▶ _BRIEF_
Below is a block of data; give all of it again word for word.
--- DATA ENTRIES ---
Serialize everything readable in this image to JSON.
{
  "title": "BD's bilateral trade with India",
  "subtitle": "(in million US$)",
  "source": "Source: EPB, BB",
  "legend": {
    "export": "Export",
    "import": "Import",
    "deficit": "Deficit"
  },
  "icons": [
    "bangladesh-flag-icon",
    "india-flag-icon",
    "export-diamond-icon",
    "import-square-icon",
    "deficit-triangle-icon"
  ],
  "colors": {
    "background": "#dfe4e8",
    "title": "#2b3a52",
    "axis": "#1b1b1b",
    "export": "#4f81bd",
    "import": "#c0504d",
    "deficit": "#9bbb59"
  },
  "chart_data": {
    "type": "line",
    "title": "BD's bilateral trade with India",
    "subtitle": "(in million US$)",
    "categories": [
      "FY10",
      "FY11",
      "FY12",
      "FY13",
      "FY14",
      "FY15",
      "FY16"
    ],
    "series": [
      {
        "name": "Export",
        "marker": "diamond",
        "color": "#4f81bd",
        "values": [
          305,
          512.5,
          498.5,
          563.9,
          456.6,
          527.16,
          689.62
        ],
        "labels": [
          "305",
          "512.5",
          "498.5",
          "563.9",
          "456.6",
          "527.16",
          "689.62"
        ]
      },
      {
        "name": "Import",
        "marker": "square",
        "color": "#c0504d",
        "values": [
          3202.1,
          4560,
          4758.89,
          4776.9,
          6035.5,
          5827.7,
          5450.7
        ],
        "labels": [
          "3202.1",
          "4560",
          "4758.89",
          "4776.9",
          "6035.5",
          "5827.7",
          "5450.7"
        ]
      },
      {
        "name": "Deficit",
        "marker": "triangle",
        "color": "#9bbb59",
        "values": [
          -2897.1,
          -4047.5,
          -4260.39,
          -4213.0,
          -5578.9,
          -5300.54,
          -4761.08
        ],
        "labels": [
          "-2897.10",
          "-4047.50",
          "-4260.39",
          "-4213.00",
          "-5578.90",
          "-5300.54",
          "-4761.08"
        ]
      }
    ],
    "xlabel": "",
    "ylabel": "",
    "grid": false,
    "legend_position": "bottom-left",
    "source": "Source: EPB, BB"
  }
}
---
▶ _CORRECT RESPONSE_
Serialize everything readable in this image to JSON.
{
  "title": "BD's bilateral trade with India",
  "subtitle": "(in million US$)",
  "source": "Source: EPB, BB",
  "legend": {
    "export": "Export",
    "import": "Import",
    "deficit": "Deficit"
  },
  "icons": [
    "bangladesh-flag-icon",
    "india-flag-icon",
    "export-diamond-icon",
    "import-square-icon",
    "deficit-triangle-icon"
  ],
  "colors": {
    "background": "#dfe4e8",
    "title": "#2b3a52",
    "axis": "#1b1b1b",
    "export": "#4f81bd",
    "import": "#c0504d",
    "deficit": "#9bbb59"
  },
  "chart_data": {
    "type": "line",
    "title": "BD's bilateral trade with India",
    "subtitle": "(in million US$)",
    "categories": [
      "FY10",
      "FY11",
      "FY12",
      "FY13",
      "FY14",
      "FY15",
      "FY16"
    ],
    "series": [
      {
        "name": "Export",
        "marker": "diamond",
        "color": "#4f81bd",
        "values": [
          305,
          512.5,
          498.5,
          563.9,
          456.6,
          527.16,
          689.62
        ],
        "labels": [
          "305",
          "512.5",
          "498.5",
          "563.9",
          "456.6",
          "527.16",
          "689.62"
        ]
      },
      {
        "name": "Import",
        "marker": "square",
        "color": "#c0504d",
        "values": [
          3202.1,
          4560,
          4758.89,
          4776.9,
          6035.5,
          5827.7,
          5450.7
        ],
        "labels": [
          "3202.1",
          "4560",
          "4758.89",
          "4776.9",
          "6035.5",
          "5827.7",
          "5450.7"
        ]
      },
      {
        "name": "Deficit",
        "marker": "triangle",
        "color": "#9bbb59",
        "values": [
          -2897.1,
          -4047.5,
          -4260.39,
          -4213.0,
          -5578.9,
          -5300.54,
          -4761.08
        ],
        "labels": [
          "-2897.10",
          "-4047.50",
          "-4260.39",
          "-4213.00",
          "-5578.90",
          "-5300.54",
          "-4761.08"
        ]
      }
    ],
    "xlabel": "",
    "ylabel": "",
    "grid": false,
    "legend_position": "bottom-left",
    "source": "Source: EPB, BB"
  }
}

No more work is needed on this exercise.